REQUIREMENTS: Find every line with the word "those" and report how many there are, without any other text.
* * *
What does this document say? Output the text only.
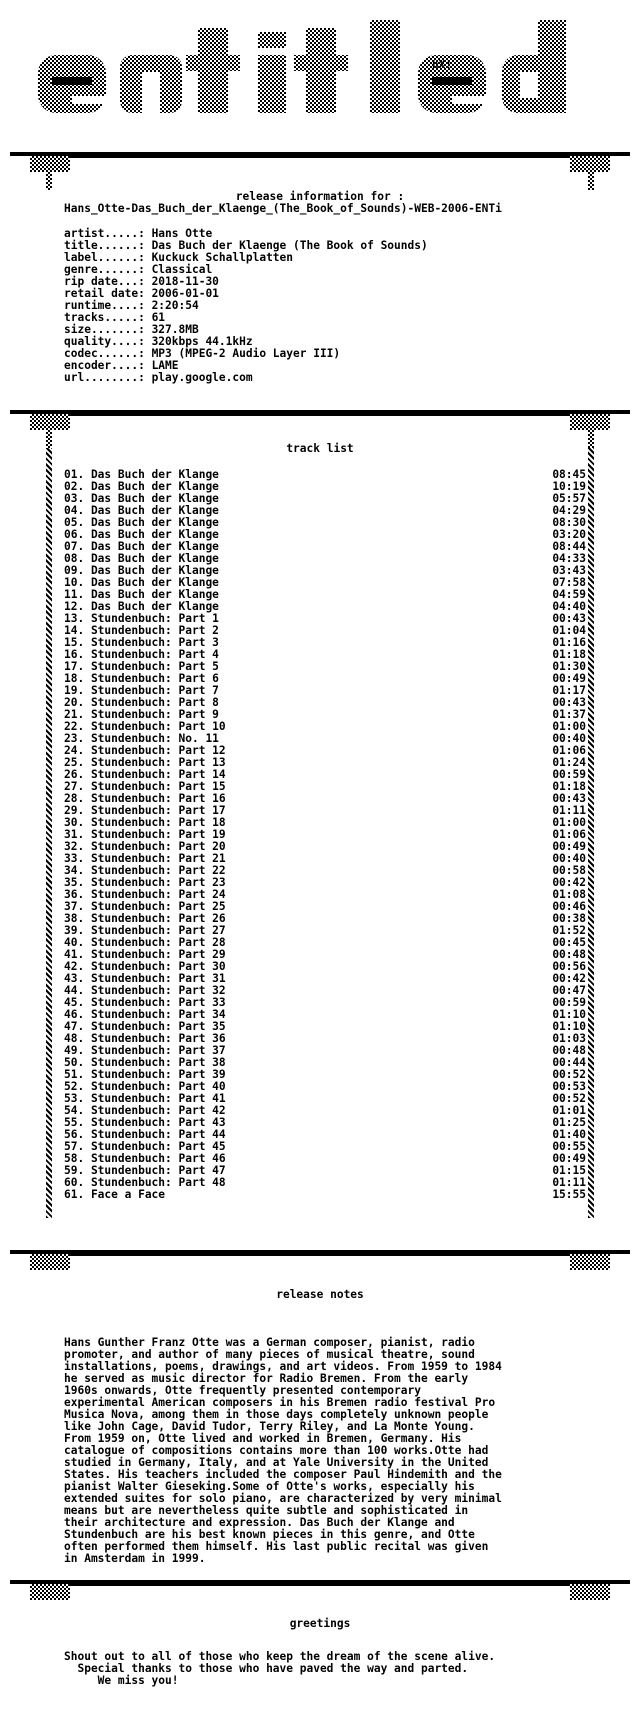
hX!
release information for :
Hans_Otte-Das_Buch_der_Klaenge_(The_Book_of_Sounds)-WEB-2006-ENTi
artist.....: Hans Otte
title......: Das Buch der Klaenge (The Book of Sounds)
label......: Kuckuck Schallplatten
genre......: Classical
rip date...: 2018-11-30
retail date: 2006-01-01
runtime....: 2:20:54
tracks.....: 61
size.......: 327.8MB
quality....: 320kbps 44.1kHz
codec......: MP3 (MPEG-2 Audio Layer III)
encoder....: LAME
url........: play.google.com
track list
01. Das Buch der Klange	08:45
02. Das Buch der Klange	10:19
03. Das Buch der Klange	05:57
04. Das Buch der Klange	04:29
05. Das Buch der Klange	08:30
06. Das Buch der Klange	03:20
07. Das Buch der Klange	08:44
08. Das Buch der Klange	04:33
09. Das Buch der Klange	03:43
10. Das Buch der Klange	07:58
11. Das Buch der Klange	04:59
12. Das Buch der Klange	04:40
13. Stundenbuch: Part 1	00:43
14. Stundenbuch: Part 2	01:04
15. Stundenbuch: Part 3	01:16
16. Stundenbuch: Part 4	01:18
17. Stundenbuch: Part 5	01:30
18. Stundenbuch: Part 6	00:49
19. Stundenbuch: Part 7	01:17
20. Stundenbuch: Part 8	00:43
21. Stundenbuch: Part 9	01:37
22. Stundenbuch: Part 10	01:00
23. Stundenbuch: No. 11	00:40
24. Stundenbuch: Part 12	01:06
25. Stundenbuch: Part 13	01:24
26. Stundenbuch: Part 14	00:59
27. Stundenbuch: Part 15	01:18
28. Stundenbuch: Part 16	00:43
29. Stundenbuch: Part 17	01:11
30. Stundenbuch: Part 18	01:00
31. Stundenbuch: Part 19	01:06
32. Stundenbuch: Part 20	00:49
33. Stundenbuch: Part 21	00:40
34. Stundenbuch: Part 22	00:58
35. Stundenbuch: Part 23	00:42
36. Stundenbuch: Part 24	01:08
37. Stundenbuch: Part 25	00:46
38. Stundenbuch: Part 26	00:38
39. Stundenbuch: Part 27	01:52
40. Stundenbuch: Part 28	00:45
41. Stundenbuch: Part 29	00:48
42. Stundenbuch: Part 30	00:56
43. Stundenbuch: Part 31	00:42
44. Stundenbuch: Part 32	00:47
45. Stundenbuch: Part 33	00:59
46. Stundenbuch: Part 34	01:10
47. Stundenbuch: Part 35	01:10
48. Stundenbuch: Part 36	01:03
49. Stundenbuch: Part 37	00:48
50. Stundenbuch: Part 38	00:44
51. Stundenbuch: Part 39	00:52
52. Stundenbuch: Part 40	00:53
53. Stundenbuch: Part 41	00:52
54. Stundenbuch: Part 42	01:01
55. Stundenbuch: Part 43	01:25
56. Stundenbuch: Part 44	01:40
57. Stundenbuch: Part 45	00:55
58. Stundenbuch: Part 46	00:49
59. Stundenbuch: Part 47	01:15
60. Stundenbuch: Part 48	01:11
61. Face a Face	15:55
release notes
Hans Gunther Franz Otte was a German composer, pianist, radio
promoter, and author of many pieces of musical theatre, sound
installations, poems, drawings, and art videos. From 1959 to 1984
he served as music director for Radio Bremen. From the early
1960s onwards, Otte frequently presented contemporary
experimental American composers in his Bremen radio festival Pro
Musica Nova, among them in those days completely unknown people
like John Cage, David Tudor, Terry Riley, and La Monte Young.
From 1959 on, Otte lived and worked in Bremen, Germany. His
catalogue of compositions contains more than 100 works.Otte had
studied in Germany, Italy, and at Yale University in the United
States. His teachers included the composer Paul Hindemith and the
pianist Walter Gieseking.Some of Otte's works, especially his
extended suites for solo piano, are characterized by very minimal
means but are nevertheless quite subtle and sophisticated in
their architecture and expression. Das Buch der Klange and
Stundenbuch are his best known pieces in this genre, and Otte
often performed them himself. His last public recital was given
in Amsterdam in 1999.
greetings
Shout out to all of those who keep the dream of the scene alive.
Special thanks to those who have paved the way and parted.
We miss you!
* * *
ANSWER BELOW: 3